What is needed — Report all lines of the data below that hold the word "Caltagirone".
Start of Records to use
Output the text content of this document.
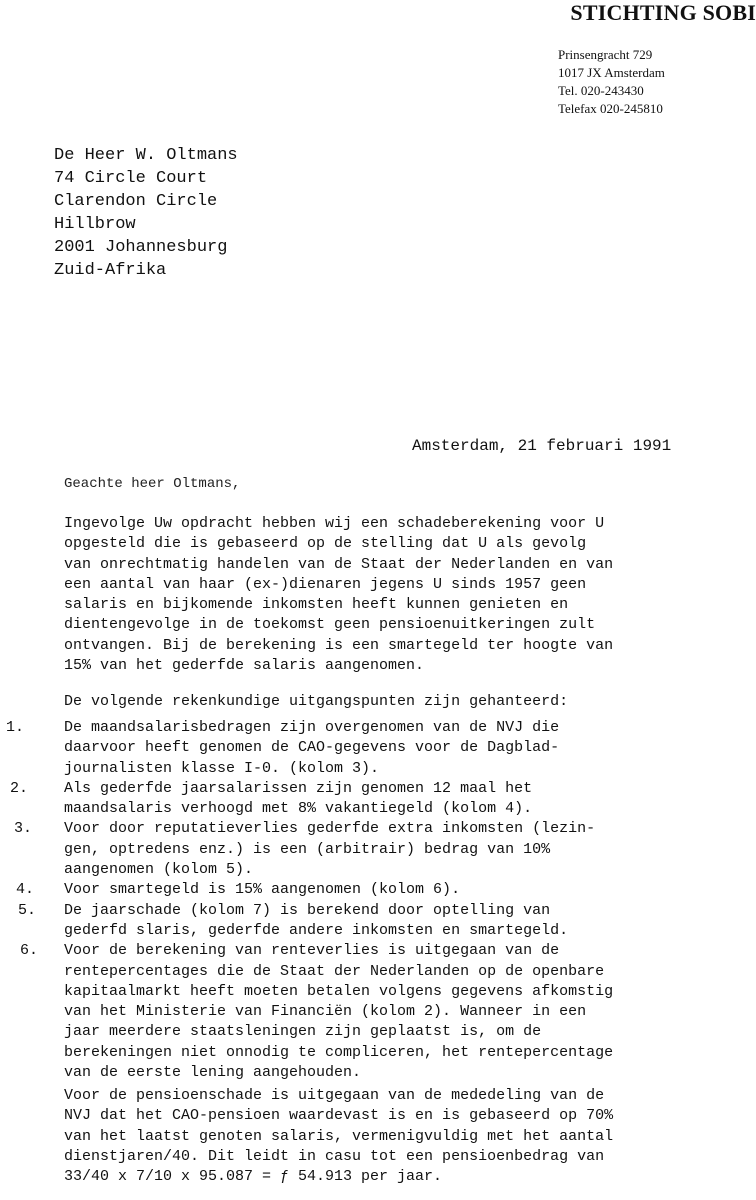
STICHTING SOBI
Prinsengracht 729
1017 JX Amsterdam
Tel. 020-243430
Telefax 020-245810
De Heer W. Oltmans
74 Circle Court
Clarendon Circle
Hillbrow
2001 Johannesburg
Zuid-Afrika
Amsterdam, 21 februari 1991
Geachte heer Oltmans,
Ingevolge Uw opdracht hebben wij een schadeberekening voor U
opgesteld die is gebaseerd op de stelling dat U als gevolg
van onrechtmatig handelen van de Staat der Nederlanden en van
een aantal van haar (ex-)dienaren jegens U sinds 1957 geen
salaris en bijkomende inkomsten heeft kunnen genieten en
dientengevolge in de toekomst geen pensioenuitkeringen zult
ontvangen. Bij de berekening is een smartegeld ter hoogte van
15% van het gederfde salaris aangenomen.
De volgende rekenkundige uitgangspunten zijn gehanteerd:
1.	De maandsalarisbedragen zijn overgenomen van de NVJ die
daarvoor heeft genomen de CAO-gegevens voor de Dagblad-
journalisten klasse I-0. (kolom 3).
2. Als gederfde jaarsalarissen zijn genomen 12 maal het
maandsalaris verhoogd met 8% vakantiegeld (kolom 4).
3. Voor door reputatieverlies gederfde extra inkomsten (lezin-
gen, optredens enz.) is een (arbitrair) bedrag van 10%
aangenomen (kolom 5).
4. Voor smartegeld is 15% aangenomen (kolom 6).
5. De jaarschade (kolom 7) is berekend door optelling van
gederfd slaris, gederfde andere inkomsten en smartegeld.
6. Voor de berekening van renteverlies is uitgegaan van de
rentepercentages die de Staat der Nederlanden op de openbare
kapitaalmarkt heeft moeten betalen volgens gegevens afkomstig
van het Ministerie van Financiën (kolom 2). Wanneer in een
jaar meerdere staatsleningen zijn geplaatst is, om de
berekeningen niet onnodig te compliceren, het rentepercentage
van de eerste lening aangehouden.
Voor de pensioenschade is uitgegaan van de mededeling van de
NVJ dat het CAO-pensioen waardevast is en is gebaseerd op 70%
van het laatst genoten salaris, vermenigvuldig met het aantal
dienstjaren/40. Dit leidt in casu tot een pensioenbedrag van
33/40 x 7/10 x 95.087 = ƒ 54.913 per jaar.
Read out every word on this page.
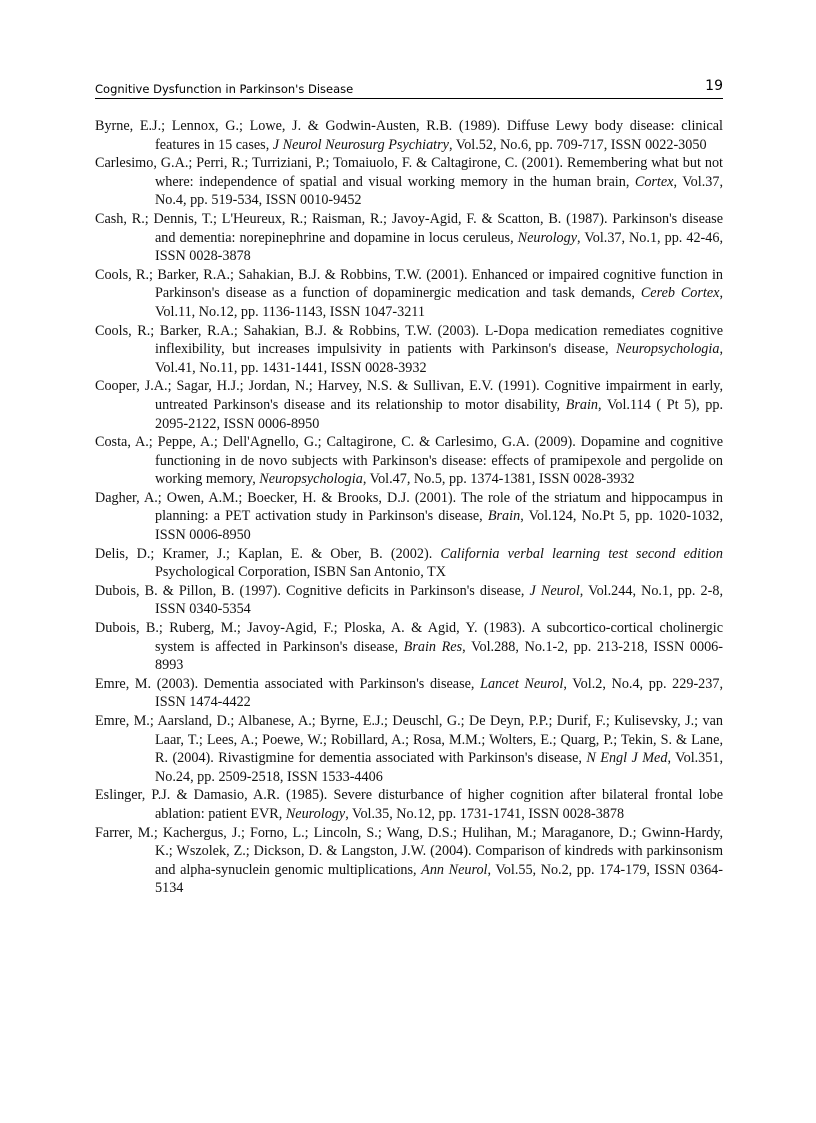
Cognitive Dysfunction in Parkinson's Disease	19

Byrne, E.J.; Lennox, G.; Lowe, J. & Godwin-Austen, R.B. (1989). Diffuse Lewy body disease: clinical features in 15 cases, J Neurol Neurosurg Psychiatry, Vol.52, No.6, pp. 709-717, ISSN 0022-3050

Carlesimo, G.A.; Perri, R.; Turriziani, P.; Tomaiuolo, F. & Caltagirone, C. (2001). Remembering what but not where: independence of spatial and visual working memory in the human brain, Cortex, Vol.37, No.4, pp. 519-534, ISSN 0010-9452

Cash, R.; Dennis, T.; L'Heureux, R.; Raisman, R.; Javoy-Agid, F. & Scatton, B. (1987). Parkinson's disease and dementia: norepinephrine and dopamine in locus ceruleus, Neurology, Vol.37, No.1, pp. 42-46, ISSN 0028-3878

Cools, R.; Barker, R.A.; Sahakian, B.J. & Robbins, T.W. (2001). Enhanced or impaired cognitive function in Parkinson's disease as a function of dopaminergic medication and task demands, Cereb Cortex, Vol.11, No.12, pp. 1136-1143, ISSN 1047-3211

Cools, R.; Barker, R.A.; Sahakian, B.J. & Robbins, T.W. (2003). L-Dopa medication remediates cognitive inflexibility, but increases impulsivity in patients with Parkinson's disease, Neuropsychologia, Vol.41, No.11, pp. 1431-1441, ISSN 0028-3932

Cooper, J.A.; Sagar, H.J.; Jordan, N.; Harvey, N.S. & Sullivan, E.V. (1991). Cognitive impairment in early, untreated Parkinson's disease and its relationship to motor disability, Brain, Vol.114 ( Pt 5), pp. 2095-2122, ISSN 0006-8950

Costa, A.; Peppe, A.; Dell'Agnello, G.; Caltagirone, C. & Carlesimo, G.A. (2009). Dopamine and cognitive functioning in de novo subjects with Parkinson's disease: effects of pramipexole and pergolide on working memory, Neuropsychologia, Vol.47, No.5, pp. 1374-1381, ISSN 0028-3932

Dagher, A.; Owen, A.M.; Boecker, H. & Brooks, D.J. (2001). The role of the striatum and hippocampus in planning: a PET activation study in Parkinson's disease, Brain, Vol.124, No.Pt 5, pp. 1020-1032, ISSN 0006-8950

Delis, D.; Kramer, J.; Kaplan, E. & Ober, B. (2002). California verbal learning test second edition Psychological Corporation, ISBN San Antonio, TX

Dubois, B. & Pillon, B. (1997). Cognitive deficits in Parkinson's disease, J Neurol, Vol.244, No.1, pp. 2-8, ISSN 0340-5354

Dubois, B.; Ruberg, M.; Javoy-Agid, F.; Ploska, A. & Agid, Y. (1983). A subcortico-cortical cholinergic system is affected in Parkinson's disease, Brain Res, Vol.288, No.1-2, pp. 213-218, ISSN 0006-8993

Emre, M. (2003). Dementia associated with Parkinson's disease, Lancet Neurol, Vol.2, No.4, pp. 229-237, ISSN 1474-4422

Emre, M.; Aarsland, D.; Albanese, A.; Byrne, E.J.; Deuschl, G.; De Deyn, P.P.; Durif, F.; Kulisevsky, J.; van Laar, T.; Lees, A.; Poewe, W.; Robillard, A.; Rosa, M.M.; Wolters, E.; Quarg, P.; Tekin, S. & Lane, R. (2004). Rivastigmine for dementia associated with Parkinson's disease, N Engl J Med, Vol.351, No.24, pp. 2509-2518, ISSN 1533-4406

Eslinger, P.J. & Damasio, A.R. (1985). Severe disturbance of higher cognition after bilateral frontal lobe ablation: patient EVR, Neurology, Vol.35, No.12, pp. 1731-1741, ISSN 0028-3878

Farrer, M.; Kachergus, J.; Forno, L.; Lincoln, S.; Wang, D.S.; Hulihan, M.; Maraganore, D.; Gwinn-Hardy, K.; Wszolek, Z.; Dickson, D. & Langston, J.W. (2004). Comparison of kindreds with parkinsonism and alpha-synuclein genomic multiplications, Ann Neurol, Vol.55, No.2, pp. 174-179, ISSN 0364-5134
End of Records to use
Result for this exercise —
Carlesimo, G.A.; Perri, R.; Turriziani, P.; Tomaiuolo, F. & Caltagirone, C. (2001). Remembering what but not where: independence of spatial and visual working memory in the human brain, Cortex, Vol.37, No.4, pp. 519-534, ISSN 0010-9452
Costa, A.; Peppe, A.; Dell'Agnello, G.; Caltagirone, C. & Carlesimo, G.A. (2009). Dopamine and cognitive functioning in de novo subjects with Parkinson's disease: effects of pramipexole and pergolide on working memory, Neuropsychologia, Vol.47, No.5, pp. 1374-1381, ISSN 0028-3932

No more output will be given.